Return the listing below in full, with every line exactly as it is.

Dataset entries:
==========
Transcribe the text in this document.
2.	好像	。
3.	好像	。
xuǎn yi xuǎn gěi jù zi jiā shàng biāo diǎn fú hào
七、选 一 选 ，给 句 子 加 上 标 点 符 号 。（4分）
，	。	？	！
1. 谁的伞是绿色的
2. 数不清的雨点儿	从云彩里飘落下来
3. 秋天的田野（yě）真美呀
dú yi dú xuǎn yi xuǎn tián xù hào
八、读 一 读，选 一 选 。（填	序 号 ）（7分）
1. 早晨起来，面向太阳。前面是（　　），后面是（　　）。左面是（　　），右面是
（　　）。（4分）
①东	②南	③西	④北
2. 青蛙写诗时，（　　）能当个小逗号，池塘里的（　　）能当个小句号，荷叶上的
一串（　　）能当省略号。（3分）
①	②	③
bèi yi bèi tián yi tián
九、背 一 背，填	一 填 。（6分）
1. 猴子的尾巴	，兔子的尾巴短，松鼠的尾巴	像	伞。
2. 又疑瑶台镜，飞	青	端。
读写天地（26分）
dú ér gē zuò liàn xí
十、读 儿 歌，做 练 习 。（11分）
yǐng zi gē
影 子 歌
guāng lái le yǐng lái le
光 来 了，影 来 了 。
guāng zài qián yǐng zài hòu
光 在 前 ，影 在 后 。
==========
EXERCISE RESPONSE:
Transcribe the text in this document.
2.	好像	。
3.	好像	。
xuǎn yi xuǎn gěi jù zi jiā shàng biāo diǎn fú hào
七、选 一 选 ，给 句 子 加 上 标 点 符 号 。（4分）
，	。	？	！
1. 谁的伞是绿色的
2. 数不清的雨点儿	从云彩里飘落下来
3. 秋天的田野（yě）真美呀
dú yi dú xuǎn yi xuǎn tián xù hào
八、读 一 读，选 一 选 。（填	序 号 ）（7分）
1. 早晨起来，面向太阳。前面是（　　），后面是（　　）。左面是（　　），右面是
（　　）。（4分）
①东	②南	③西	④北
2. 青蛙写诗时，（　　）能当个小逗号，池塘里的（　　）能当个小句号，荷叶上的
一串（　　）能当省略号。（3分）
①	②	③
bèi yi bèi tián yi tián
九、背 一 背，填	一 填 。（6分）
1. 猴子的尾巴	，兔子的尾巴短，松鼠的尾巴	像	伞。
2. 又疑瑶台镜，飞	青	端。
读写天地（26分）
dú ér gē zuò liàn xí
十、读 儿 歌，做 练 习 。（11分）
yǐng zi gē
影 子 歌
guāng lái le yǐng lái le
光 来 了，影 来 了 。
guāng zài qián yǐng zài hòu
光 在 前 ，影 在 后 。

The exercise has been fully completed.